**PROBLEM**
Take every line from the listing below that contains "swing".

[start of DATA LINES]

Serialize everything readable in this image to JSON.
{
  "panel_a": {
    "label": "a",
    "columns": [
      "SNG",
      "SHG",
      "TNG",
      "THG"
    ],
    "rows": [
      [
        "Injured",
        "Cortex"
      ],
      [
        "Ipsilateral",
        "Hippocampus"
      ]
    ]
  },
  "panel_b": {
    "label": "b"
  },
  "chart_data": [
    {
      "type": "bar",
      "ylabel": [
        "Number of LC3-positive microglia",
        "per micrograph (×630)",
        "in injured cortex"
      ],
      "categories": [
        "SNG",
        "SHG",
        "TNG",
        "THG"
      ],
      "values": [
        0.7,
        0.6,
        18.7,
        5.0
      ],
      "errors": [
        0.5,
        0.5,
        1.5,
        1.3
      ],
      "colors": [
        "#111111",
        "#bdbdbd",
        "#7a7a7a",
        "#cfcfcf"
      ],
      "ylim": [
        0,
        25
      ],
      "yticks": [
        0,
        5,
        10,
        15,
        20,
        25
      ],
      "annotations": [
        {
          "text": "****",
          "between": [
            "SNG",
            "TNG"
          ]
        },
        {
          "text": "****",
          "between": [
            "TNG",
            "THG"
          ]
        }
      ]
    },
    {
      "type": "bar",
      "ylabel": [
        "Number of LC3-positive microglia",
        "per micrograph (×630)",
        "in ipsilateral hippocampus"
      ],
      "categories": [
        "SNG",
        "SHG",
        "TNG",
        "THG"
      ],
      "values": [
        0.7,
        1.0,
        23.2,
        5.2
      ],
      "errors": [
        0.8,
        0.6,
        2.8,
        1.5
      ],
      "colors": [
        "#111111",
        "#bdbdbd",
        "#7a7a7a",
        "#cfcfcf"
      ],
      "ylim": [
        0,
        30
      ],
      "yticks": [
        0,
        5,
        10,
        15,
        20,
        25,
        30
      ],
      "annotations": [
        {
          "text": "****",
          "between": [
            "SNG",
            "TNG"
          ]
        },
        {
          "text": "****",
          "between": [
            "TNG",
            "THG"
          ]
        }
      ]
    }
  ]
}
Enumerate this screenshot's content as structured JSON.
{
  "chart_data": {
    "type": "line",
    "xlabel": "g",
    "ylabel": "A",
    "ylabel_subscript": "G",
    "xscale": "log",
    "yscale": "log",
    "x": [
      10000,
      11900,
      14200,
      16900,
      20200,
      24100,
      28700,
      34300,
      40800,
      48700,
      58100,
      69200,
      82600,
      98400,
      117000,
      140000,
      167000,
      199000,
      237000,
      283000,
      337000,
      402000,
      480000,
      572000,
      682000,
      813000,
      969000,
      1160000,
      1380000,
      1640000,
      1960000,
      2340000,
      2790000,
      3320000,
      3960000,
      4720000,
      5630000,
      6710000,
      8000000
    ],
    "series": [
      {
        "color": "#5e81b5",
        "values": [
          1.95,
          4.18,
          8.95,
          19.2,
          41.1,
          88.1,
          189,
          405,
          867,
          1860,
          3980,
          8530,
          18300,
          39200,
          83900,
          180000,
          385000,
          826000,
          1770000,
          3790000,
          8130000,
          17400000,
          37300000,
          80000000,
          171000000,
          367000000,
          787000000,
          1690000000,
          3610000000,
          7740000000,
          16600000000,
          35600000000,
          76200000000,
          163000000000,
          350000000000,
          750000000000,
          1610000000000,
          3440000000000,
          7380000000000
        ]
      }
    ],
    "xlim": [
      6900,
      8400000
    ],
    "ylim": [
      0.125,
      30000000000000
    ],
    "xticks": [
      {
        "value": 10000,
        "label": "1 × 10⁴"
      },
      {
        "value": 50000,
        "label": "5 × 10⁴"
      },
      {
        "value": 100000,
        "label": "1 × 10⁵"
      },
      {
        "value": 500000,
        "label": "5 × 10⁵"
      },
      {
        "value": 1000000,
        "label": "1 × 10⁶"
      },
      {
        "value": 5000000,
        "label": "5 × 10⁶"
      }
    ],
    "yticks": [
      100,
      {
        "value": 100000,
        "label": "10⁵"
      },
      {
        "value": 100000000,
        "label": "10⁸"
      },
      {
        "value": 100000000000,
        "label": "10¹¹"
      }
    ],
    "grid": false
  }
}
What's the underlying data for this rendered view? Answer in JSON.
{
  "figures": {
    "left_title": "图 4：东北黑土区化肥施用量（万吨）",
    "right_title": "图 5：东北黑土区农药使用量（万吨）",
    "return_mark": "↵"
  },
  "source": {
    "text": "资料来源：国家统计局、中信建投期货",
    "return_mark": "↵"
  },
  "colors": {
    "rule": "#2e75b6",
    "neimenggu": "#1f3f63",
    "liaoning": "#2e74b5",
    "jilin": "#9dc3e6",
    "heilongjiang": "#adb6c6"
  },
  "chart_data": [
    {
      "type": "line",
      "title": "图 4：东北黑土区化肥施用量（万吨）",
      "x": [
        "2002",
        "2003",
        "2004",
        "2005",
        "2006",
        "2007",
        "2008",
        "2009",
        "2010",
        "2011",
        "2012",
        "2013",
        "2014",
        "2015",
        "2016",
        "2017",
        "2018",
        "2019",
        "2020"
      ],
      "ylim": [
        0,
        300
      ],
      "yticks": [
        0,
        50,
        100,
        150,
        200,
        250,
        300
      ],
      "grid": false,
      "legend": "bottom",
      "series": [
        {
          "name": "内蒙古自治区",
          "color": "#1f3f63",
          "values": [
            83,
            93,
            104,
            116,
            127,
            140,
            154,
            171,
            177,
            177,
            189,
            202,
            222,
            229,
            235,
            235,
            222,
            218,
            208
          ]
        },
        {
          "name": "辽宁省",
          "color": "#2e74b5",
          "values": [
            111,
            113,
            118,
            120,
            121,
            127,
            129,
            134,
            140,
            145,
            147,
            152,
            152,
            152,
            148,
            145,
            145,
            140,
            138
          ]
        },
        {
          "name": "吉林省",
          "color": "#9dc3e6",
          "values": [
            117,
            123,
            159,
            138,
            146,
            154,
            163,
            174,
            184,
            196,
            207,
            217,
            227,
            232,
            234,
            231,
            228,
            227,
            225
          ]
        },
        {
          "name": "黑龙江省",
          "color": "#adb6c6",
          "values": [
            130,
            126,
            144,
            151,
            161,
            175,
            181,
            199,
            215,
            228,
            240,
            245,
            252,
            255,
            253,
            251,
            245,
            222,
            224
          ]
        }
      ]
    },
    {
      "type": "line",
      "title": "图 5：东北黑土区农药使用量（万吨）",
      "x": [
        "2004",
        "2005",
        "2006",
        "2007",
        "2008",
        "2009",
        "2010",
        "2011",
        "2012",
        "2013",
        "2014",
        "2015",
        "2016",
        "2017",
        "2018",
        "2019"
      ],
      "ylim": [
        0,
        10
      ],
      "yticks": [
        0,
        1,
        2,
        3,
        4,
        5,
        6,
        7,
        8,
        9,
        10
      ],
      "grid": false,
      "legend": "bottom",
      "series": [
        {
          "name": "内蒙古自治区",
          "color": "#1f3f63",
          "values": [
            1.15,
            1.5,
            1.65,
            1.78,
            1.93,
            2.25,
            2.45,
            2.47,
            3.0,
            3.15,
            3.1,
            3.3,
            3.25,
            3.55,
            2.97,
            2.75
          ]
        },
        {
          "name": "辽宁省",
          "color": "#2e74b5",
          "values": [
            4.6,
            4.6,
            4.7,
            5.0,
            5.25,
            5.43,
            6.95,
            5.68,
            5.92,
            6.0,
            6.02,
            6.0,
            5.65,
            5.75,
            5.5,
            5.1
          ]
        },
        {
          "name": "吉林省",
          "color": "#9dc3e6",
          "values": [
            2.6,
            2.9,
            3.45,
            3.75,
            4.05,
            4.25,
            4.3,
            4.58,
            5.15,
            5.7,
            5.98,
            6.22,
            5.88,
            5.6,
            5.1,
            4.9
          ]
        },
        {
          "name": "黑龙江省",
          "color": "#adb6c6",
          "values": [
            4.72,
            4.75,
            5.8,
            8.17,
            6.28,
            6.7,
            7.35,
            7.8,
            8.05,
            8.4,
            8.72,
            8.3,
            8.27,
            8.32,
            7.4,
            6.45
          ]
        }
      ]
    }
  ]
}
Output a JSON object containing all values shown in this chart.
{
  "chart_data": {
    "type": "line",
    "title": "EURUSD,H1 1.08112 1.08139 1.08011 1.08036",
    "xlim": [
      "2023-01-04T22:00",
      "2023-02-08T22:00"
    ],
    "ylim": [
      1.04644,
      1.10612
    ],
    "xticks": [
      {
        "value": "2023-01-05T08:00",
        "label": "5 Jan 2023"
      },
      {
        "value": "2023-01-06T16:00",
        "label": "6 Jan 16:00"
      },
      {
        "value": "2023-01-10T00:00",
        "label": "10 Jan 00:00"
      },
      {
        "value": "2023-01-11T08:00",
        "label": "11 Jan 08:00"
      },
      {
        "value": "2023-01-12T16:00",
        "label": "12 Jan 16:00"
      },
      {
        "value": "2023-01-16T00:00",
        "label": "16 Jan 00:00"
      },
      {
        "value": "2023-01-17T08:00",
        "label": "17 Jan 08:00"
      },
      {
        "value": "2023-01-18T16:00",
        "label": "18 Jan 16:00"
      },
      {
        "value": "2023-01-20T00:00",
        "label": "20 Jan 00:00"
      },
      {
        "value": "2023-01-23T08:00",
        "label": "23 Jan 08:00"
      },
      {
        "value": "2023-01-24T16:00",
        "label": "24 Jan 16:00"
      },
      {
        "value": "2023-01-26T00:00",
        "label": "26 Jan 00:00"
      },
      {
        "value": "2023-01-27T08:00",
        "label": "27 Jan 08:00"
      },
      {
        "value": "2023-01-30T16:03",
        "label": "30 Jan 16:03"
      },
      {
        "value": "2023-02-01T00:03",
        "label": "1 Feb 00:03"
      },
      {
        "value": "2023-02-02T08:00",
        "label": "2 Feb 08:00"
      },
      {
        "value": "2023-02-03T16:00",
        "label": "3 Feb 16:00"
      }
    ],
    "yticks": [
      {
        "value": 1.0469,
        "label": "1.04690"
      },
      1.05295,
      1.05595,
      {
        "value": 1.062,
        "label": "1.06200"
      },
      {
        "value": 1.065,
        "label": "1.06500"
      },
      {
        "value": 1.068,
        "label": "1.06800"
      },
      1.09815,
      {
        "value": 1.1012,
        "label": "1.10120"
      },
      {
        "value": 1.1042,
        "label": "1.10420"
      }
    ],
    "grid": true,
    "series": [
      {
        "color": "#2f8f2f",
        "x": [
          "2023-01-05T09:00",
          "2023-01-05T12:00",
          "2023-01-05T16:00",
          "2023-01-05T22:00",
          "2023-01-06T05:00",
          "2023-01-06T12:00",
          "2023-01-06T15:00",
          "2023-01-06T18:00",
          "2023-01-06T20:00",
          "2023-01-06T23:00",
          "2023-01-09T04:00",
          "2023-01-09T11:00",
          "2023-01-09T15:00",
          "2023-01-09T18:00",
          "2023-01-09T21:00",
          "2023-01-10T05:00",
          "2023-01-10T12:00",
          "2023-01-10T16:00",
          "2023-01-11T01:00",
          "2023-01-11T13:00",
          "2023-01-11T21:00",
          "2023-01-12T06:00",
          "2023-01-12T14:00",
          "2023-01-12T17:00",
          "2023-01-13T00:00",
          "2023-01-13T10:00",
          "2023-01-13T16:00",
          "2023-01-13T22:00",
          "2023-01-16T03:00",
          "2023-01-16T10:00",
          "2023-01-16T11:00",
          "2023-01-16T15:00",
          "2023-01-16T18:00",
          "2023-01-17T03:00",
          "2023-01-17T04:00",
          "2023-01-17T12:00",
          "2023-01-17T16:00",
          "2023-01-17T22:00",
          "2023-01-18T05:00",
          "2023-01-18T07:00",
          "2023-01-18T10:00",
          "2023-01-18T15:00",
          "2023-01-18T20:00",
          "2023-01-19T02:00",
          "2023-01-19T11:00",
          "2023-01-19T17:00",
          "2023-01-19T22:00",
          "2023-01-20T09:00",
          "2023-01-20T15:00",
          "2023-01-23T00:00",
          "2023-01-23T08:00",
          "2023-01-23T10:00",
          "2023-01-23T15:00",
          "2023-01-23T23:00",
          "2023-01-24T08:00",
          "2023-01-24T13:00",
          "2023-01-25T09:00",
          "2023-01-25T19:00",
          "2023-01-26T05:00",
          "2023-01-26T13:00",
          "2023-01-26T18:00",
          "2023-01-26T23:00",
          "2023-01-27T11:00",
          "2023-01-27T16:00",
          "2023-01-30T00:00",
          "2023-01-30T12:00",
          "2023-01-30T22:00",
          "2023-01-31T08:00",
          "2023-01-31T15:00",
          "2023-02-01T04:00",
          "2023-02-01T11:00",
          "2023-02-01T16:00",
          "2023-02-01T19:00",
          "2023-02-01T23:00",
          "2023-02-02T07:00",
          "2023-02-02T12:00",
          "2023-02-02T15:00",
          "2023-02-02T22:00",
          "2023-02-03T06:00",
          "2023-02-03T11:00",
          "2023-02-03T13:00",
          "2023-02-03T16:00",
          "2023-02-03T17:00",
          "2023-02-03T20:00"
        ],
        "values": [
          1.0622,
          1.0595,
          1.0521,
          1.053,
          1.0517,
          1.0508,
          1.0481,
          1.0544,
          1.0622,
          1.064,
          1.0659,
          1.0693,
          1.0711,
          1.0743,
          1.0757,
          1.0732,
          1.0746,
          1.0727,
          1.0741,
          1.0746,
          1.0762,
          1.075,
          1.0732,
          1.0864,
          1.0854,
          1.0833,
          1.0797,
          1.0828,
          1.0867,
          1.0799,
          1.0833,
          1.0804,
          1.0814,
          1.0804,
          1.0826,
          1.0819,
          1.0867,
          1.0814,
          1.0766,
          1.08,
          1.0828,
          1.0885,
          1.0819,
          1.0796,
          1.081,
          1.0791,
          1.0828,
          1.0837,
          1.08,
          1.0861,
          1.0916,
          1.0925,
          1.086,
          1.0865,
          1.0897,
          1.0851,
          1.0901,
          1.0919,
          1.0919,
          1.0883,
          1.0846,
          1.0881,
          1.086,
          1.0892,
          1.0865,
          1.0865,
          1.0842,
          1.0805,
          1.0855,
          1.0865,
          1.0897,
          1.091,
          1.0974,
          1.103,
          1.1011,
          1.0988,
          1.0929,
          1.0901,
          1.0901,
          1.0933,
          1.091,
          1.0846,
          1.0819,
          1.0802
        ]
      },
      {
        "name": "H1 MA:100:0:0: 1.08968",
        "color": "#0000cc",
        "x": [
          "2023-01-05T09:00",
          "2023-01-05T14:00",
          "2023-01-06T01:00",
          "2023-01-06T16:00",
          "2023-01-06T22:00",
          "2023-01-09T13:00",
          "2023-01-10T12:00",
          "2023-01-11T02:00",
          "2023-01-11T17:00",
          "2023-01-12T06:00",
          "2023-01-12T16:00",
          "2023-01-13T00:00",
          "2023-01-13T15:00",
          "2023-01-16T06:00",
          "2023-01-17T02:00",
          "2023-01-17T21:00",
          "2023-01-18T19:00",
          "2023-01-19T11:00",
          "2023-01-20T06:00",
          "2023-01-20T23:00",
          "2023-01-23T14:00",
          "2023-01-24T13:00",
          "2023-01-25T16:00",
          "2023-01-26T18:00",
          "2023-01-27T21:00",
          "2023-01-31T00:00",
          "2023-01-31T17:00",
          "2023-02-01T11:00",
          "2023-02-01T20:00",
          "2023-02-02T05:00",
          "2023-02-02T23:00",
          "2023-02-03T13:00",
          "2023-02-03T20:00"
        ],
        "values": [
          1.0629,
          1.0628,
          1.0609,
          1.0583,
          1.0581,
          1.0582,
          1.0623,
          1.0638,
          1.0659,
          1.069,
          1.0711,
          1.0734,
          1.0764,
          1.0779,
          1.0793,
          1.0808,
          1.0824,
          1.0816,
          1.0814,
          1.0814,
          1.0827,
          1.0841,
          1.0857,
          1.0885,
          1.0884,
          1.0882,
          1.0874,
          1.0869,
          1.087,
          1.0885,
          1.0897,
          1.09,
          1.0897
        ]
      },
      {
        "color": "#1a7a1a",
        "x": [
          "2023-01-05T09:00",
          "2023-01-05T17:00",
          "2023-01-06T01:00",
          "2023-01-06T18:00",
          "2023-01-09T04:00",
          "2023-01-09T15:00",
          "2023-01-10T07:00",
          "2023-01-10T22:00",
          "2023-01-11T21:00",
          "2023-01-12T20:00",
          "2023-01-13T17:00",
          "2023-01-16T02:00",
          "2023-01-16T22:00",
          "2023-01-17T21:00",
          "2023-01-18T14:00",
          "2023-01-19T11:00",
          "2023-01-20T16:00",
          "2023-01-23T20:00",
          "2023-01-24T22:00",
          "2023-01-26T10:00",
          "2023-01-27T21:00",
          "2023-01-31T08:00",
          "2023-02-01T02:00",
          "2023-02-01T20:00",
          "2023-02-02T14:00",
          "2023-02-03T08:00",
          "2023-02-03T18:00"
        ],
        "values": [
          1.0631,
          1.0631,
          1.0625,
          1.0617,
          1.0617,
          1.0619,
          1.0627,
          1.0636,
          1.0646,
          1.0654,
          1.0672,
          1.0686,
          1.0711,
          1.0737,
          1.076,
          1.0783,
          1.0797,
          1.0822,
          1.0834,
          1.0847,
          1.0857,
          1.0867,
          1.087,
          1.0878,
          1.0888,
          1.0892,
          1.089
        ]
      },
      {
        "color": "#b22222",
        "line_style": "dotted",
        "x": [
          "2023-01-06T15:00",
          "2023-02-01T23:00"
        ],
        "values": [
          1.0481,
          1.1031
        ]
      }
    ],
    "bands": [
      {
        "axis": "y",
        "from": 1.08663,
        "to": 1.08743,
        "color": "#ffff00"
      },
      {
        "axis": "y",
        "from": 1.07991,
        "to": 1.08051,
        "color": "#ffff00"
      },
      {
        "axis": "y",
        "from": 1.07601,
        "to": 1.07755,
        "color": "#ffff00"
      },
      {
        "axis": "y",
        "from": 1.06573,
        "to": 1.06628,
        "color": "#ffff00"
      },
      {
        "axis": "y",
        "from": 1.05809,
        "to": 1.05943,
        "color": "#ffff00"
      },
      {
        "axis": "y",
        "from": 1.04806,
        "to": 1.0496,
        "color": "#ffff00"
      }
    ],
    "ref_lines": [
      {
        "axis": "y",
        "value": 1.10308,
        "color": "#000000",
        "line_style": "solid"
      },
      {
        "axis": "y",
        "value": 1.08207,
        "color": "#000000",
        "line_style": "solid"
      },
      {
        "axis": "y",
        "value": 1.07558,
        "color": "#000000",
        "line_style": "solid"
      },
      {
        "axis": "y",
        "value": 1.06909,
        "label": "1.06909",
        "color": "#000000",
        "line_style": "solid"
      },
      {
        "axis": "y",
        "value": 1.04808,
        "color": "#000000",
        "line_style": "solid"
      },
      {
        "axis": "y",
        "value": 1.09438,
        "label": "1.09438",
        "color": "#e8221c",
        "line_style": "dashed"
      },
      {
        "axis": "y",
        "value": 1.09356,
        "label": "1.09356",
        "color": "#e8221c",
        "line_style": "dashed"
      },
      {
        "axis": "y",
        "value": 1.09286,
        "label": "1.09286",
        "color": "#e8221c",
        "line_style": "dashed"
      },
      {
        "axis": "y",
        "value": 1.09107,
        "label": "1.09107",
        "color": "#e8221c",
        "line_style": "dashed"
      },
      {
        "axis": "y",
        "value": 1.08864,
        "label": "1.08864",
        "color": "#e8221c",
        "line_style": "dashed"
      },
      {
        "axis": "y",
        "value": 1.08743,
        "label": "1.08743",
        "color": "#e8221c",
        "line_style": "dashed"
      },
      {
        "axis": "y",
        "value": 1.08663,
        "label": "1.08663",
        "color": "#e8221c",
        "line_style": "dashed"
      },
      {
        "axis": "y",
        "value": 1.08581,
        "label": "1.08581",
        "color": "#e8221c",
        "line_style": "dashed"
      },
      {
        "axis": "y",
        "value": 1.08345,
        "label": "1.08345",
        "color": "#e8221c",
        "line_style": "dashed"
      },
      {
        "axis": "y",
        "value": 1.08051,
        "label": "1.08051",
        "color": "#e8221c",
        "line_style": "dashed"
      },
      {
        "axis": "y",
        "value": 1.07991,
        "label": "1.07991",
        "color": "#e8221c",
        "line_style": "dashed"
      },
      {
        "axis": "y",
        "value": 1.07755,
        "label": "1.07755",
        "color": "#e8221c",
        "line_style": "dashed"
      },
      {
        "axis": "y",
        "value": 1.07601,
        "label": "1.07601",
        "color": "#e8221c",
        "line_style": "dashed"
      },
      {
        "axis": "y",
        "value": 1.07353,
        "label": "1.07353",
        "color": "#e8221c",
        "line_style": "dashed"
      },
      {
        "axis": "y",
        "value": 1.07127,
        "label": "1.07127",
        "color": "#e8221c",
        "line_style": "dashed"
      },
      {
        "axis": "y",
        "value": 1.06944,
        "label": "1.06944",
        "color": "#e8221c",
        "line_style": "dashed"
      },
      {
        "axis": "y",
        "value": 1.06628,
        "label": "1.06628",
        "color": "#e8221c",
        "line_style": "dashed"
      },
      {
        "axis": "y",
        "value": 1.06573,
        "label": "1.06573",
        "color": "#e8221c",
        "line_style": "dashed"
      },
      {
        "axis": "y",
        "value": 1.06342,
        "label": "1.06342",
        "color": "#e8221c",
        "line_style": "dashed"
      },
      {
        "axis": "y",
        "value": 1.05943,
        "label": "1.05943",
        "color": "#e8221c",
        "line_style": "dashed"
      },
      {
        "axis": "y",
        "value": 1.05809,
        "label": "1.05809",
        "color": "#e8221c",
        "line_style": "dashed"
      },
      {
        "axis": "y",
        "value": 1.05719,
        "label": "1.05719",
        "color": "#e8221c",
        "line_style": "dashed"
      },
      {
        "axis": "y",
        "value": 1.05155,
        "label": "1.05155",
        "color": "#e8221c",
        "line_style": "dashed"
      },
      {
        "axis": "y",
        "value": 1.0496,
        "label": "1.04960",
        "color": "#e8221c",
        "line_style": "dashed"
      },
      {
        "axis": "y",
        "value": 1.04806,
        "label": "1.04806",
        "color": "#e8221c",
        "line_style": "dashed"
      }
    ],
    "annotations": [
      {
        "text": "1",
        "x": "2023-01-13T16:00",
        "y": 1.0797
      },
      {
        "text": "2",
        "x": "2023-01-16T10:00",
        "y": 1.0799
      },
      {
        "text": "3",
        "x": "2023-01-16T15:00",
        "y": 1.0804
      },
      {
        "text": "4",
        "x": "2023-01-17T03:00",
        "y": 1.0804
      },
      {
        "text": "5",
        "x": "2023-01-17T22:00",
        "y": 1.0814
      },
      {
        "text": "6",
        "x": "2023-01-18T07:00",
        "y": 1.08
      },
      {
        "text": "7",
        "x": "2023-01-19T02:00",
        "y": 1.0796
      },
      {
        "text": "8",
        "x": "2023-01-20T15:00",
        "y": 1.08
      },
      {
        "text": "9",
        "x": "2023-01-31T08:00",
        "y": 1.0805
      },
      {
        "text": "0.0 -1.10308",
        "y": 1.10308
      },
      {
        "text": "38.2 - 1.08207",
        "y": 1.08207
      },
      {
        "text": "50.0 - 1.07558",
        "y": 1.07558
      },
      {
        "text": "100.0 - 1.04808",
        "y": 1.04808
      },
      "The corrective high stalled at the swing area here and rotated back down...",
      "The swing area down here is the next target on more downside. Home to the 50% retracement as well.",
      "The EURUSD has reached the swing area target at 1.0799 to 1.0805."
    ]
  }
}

[end of DATA LINES]

**RIGHT ANSWER**
      "The corrective high stalled at the swing area here and rotated back down...",
      "The swing area down here is the next target on more downside. Home to the 50% retracement as well.",
      "The EURUSD has reached the swing area target at 1.0799 to 1.0805."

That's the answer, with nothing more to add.